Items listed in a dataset
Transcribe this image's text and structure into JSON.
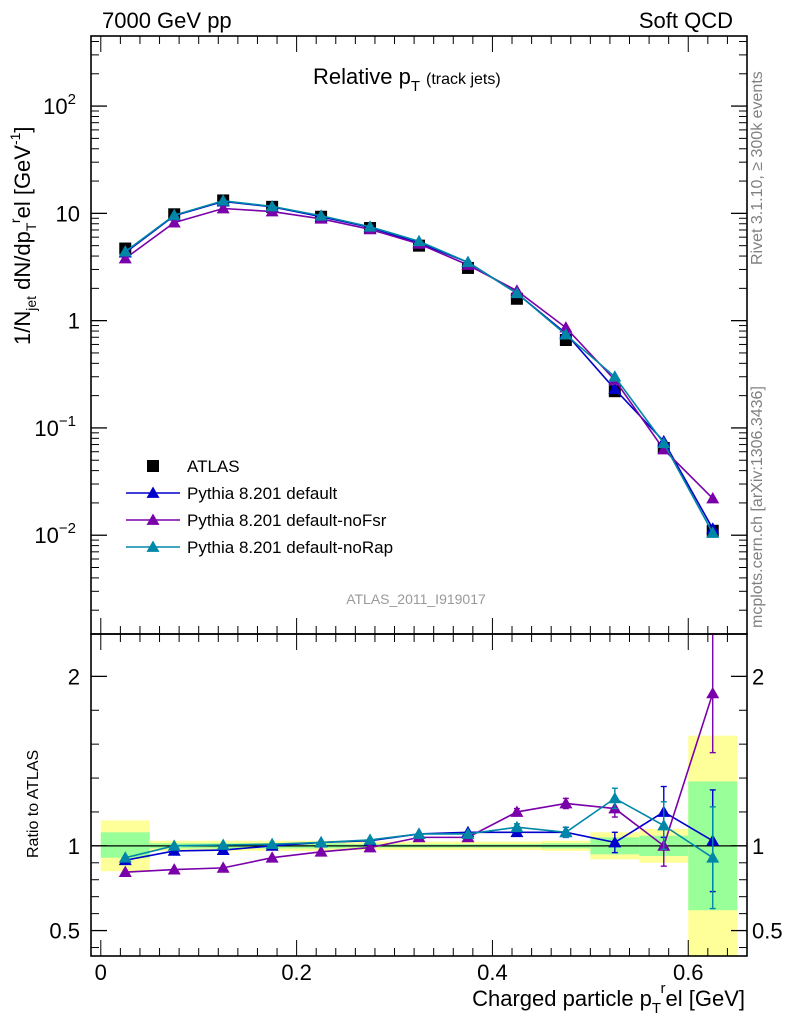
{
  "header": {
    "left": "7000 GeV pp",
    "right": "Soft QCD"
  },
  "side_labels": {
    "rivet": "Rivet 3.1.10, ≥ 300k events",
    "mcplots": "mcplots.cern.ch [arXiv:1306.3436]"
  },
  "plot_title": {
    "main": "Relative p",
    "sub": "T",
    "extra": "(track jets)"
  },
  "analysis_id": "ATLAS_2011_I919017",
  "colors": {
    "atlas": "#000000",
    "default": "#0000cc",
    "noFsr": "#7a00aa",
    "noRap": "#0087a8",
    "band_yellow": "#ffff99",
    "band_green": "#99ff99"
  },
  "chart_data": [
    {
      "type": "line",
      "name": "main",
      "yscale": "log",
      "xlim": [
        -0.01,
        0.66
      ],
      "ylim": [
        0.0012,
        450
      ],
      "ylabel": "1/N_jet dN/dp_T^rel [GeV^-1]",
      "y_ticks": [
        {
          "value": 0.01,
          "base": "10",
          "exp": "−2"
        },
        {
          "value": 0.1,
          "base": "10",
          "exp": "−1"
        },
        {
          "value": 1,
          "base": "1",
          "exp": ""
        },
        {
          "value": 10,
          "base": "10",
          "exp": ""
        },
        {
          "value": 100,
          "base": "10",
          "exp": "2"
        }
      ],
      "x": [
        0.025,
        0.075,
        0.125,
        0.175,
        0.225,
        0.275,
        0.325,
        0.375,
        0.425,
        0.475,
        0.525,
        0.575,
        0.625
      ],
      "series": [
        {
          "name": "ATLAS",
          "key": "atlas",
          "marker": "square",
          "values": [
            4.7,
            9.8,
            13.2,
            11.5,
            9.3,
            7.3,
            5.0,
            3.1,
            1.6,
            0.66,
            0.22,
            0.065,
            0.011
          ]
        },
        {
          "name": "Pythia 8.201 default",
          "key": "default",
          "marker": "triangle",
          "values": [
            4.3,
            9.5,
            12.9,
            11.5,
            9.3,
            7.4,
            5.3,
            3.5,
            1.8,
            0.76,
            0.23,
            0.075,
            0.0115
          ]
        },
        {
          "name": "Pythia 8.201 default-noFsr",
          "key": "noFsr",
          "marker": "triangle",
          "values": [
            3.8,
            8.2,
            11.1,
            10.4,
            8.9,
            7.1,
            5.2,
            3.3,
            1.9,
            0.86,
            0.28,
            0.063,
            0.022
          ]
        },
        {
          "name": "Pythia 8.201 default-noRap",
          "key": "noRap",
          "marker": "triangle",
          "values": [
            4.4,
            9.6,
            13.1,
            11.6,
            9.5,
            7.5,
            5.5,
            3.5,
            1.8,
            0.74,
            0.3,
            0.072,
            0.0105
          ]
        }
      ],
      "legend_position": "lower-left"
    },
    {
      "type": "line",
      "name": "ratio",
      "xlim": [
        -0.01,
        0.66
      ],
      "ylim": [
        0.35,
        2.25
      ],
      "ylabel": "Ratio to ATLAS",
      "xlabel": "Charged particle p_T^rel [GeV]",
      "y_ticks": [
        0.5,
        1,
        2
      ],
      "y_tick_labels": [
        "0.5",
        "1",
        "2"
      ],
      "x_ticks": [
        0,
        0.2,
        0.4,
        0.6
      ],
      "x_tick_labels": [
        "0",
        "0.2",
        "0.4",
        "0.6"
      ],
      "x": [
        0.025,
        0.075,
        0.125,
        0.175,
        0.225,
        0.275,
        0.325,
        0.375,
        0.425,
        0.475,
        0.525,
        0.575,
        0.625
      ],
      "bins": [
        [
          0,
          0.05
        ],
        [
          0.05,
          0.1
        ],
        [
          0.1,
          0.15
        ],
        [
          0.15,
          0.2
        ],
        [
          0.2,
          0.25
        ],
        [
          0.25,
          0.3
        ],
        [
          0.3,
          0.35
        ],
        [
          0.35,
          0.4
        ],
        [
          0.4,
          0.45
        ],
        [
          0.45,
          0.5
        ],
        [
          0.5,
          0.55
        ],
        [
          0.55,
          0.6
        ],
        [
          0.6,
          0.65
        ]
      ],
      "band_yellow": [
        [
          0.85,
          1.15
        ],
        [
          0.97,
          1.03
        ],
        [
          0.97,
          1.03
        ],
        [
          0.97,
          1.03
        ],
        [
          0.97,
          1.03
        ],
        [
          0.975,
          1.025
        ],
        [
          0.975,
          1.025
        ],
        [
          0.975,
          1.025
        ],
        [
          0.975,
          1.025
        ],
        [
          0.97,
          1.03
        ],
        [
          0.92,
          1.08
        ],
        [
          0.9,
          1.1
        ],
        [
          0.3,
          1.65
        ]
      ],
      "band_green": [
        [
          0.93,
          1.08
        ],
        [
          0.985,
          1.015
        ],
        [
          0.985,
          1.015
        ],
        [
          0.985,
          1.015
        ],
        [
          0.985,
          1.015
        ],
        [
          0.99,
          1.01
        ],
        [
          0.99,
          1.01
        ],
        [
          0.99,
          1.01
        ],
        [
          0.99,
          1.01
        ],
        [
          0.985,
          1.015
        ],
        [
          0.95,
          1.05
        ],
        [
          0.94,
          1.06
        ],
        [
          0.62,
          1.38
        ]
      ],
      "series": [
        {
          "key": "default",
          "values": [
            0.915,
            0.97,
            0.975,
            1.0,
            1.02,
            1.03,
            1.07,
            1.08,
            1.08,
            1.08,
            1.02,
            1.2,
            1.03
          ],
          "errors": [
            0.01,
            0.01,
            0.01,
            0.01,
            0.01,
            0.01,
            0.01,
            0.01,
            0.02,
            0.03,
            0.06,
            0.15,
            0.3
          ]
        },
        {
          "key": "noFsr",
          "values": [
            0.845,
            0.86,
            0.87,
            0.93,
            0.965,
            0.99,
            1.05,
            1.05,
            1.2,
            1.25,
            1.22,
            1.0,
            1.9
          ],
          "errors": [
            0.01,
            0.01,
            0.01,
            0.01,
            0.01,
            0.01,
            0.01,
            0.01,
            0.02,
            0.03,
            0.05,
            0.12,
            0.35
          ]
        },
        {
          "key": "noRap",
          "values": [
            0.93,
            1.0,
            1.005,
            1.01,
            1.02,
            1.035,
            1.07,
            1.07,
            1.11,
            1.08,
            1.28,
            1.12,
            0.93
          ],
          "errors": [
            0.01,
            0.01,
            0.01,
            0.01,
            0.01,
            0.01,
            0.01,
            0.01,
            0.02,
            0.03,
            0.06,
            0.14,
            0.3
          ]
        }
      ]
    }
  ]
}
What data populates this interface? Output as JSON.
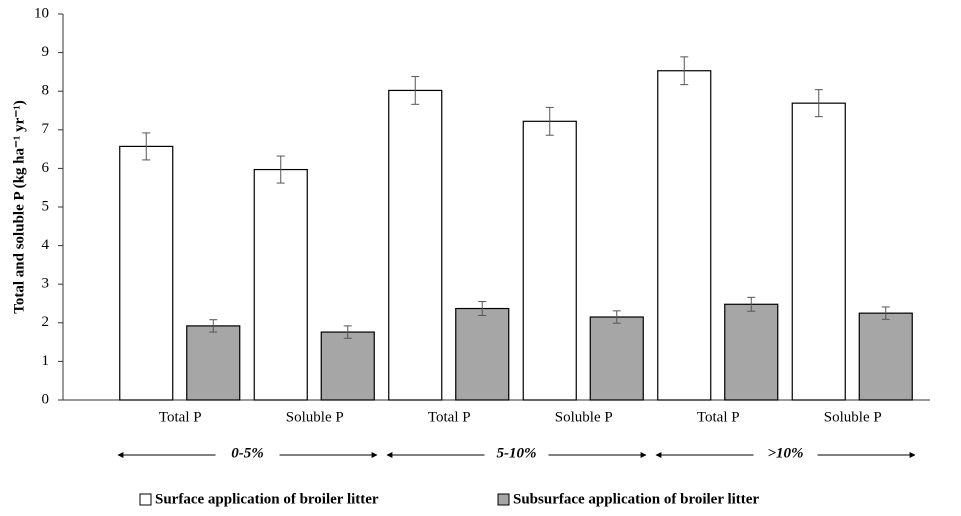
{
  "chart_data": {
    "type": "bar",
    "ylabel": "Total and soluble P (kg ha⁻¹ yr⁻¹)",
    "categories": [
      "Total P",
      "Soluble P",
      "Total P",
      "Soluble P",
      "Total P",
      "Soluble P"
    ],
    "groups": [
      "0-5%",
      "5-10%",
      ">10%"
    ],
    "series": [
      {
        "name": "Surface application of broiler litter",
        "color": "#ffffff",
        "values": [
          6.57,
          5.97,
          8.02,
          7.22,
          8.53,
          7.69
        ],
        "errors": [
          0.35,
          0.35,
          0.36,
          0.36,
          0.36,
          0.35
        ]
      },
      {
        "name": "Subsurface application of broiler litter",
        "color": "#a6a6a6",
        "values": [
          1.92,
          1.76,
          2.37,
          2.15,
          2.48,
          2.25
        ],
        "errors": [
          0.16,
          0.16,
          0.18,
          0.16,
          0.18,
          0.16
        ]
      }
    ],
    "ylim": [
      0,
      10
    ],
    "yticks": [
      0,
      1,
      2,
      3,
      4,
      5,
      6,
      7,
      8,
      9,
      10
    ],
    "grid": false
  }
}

INSTRUCTIONS FOR THE TASK: Retype each record exactly as it stands, but do not include the pictures.

FINISHED ANSWER:
Transcribe this image's text and structure into JSON.
{
  "header": {
    "left": "7000 GeV pp",
    "right": "Soft QCD"
  },
  "side_labels": {
    "rivet": "Rivet 3.1.10, ≥ 300k events",
    "mcplots": "mcplots.cern.ch [arXiv:1306.3436]"
  },
  "plot_title": {
    "main": "Relative p",
    "sub": "T",
    "extra": "(track jets)"
  },
  "analysis_id": "ATLAS_2011_I919017",
  "colors": {
    "atlas": "#000000",
    "default": "#0000cc",
    "noFsr": "#7a00aa",
    "noRap": "#0087a8",
    "band_yellow": "#ffff99",
    "band_green": "#99ff99"
  },
  "chart_data": [
    {
      "type": "line",
      "name": "main",
      "yscale": "log",
      "xlim": [
        -0.01,
        0.66
      ],
      "ylim": [
        0.0012,
        450
      ],
      "ylabel": "1/N_jet dN/dp_T^rel [GeV^-1]",
      "y_ticks": [
        {
          "value": 0.01,
          "base": "10",
          "exp": "−2"
        },
        {
          "value": 0.1,
          "base": "10",
          "exp": "−1"
        },
        {
          "value": 1,
          "base": "1",
          "exp": ""
        },
        {
          "value": 10,
          "base": "10",
          "exp": ""
        },
        {
          "value": 100,
          "base": "10",
          "exp": "2"
        }
      ],
      "x": [
        0.025,
        0.075,
        0.125,
        0.175,
        0.225,
        0.275,
        0.325,
        0.375,
        0.425,
        0.475,
        0.525,
        0.575,
        0.625
      ],
      "series": [
        {
          "name": "ATLAS",
          "key": "atlas",
          "marker": "square",
          "values": [
            4.7,
            9.8,
            13.2,
            11.5,
            9.3,
            7.3,
            5.0,
            3.1,
            1.6,
            0.66,
            0.22,
            0.065,
            0.011
          ]
        },
        {
          "name": "Pythia 8.201 default",
          "key": "default",
          "marker": "triangle",
          "values": [
            4.3,
            9.5,
            12.9,
            11.5,
            9.3,
            7.4,
            5.3,
            3.5,
            1.8,
            0.76,
            0.23,
            0.075,
            0.0115
          ]
        },
        {
          "name": "Pythia 8.201 default-noFsr",
          "key": "noFsr",
          "marker": "triangle",
          "values": [
            3.8,
            8.2,
            11.1,
            10.4,
            8.9,
            7.1,
            5.2,
            3.3,
            1.9,
            0.86,
            0.28,
            0.063,
            0.022
          ]
        },
        {
          "name": "Pythia 8.201 default-noRap",
          "key": "noRap",
          "marker": "triangle",
          "values": [
            4.4,
            9.6,
            13.1,
            11.6,
            9.5,
            7.5,
            5.5,
            3.5,
            1.8,
            0.74,
            0.3,
            0.072,
            0.0105
          ]
        }
      ],
      "legend_position": "lower-left"
    },
    {
      "type": "line",
      "name": "ratio",
      "xlim": [
        -0.01,
        0.66
      ],
      "ylim": [
        0.35,
        2.25
      ],
      "ylabel": "Ratio to ATLAS",
      "xlabel": "Charged particle p_T^rel [GeV]",
      "y_ticks": [
        0.5,
        1,
        2
      ],
      "y_tick_labels": [
        "0.5",
        "1",
        "2"
      ],
      "x_ticks": [
        0,
        0.2,
        0.4,
        0.6
      ],
      "x_tick_labels": [
        "0",
        "0.2",
        "0.4",
        "0.6"
      ],
      "x": [
        0.025,
        0.075,
        0.125,
        0.175,
        0.225,
        0.275,
        0.325,
        0.375,
        0.425,
        0.475,
        0.525,
        0.575,
        0.625
      ],
      "bins": [
        [
          0,
          0.05
        ],
        [
          0.05,
          0.1
        ],
        [
          0.1,
          0.15
        ],
        [
          0.15,
          0.2
        ],
        [
          0.2,
          0.25
        ],
        [
          0.25,
          0.3
        ],
        [
          0.3,
          0.35
        ],
        [
          0.35,
          0.4
        ],
        [
          0.4,
          0.45
        ],
        [
          0.45,
          0.5
        ],
        [
          0.5,
          0.55
        ],
        [
          0.55,
          0.6
        ],
        [
          0.6,
          0.65
        ]
      ],
      "band_yellow": [
        [
          0.85,
          1.15
        ],
        [
          0.97,
          1.03
        ],
        [
          0.97,
          1.03
        ],
        [
          0.97,
          1.03
        ],
        [
          0.97,
          1.03
        ],
        [
          0.975,
          1.025
        ],
        [
          0.975,
          1.025
        ],
        [
          0.975,
          1.025
        ],
        [
          0.975,
          1.025
        ],
        [
          0.97,
          1.03
        ],
        [
          0.92,
          1.08
        ],
        [
          0.9,
          1.1
        ],
        [
          0.3,
          1.65
        ]
      ],
      "band_green": [
        [
          0.93,
          1.08
        ],
        [
          0.985,
          1.015
        ],
        [
          0.985,
          1.015
        ],
        [
          0.985,
          1.015
        ],
        [
          0.985,
          1.015
        ],
        [
          0.99,
          1.01
        ],
        [
          0.99,
          1.01
        ],
        [
          0.99,
          1.01
        ],
        [
          0.99,
          1.01
        ],
        [
          0.985,
          1.015
        ],
        [
          0.95,
          1.05
        ],
        [
          0.94,
          1.06
        ],
        [
          0.62,
          1.38
        ]
      ],
      "series": [
        {
          "key": "default",
          "values": [
            0.915,
            0.97,
            0.975,
            1.0,
            1.02,
            1.03,
            1.07,
            1.08,
            1.08,
            1.08,
            1.02,
            1.2,
            1.03
          ],
          "errors": [
            0.01,
            0.01,
            0.01,
            0.01,
            0.01,
            0.01,
            0.01,
            0.01,
            0.02,
            0.03,
            0.06,
            0.15,
            0.3
          ]
        },
        {
          "key": "noFsr",
          "values": [
            0.845,
            0.86,
            0.87,
            0.93,
            0.965,
            0.99,
            1.05,
            1.05,
            1.2,
            1.25,
            1.22,
            1.0,
            1.9
          ],
          "errors": [
            0.01,
            0.01,
            0.01,
            0.01,
            0.01,
            0.01,
            0.01,
            0.01,
            0.02,
            0.03,
            0.05,
            0.12,
            0.35
          ]
        },
        {
          "key": "noRap",
          "values": [
            0.93,
            1.0,
            1.005,
            1.01,
            1.02,
            1.035,
            1.07,
            1.07,
            1.11,
            1.08,
            1.28,
            1.12,
            0.93
          ],
          "errors": [
            0.01,
            0.01,
            0.01,
            0.01,
            0.01,
            0.01,
            0.01,
            0.01,
            0.02,
            0.03,
            0.06,
            0.14,
            0.3
          ]
        }
      ]
    }
  ]
}
What data populates this interface? Output as JSON.
{
  "chart_data": {
    "type": "bar",
    "ylabel": "Total and soluble P (kg ha⁻¹ yr⁻¹)",
    "categories": [
      "Total P",
      "Soluble P",
      "Total P",
      "Soluble P",
      "Total P",
      "Soluble P"
    ],
    "groups": [
      "0-5%",
      "5-10%",
      ">10%"
    ],
    "series": [
      {
        "name": "Surface application of broiler litter",
        "color": "#ffffff",
        "values": [
          6.57,
          5.97,
          8.02,
          7.22,
          8.53,
          7.69
        ],
        "errors": [
          0.35,
          0.35,
          0.36,
          0.36,
          0.36,
          0.35
        ]
      },
      {
        "name": "Subsurface application of broiler litter",
        "color": "#a6a6a6",
        "values": [
          1.92,
          1.76,
          2.37,
          2.15,
          2.48,
          2.25
        ],
        "errors": [
          0.16,
          0.16,
          0.18,
          0.16,
          0.18,
          0.16
        ]
      }
    ],
    "ylim": [
      0,
      10
    ],
    "yticks": [
      0,
      1,
      2,
      3,
      4,
      5,
      6,
      7,
      8,
      9,
      10
    ],
    "grid": false
  }
}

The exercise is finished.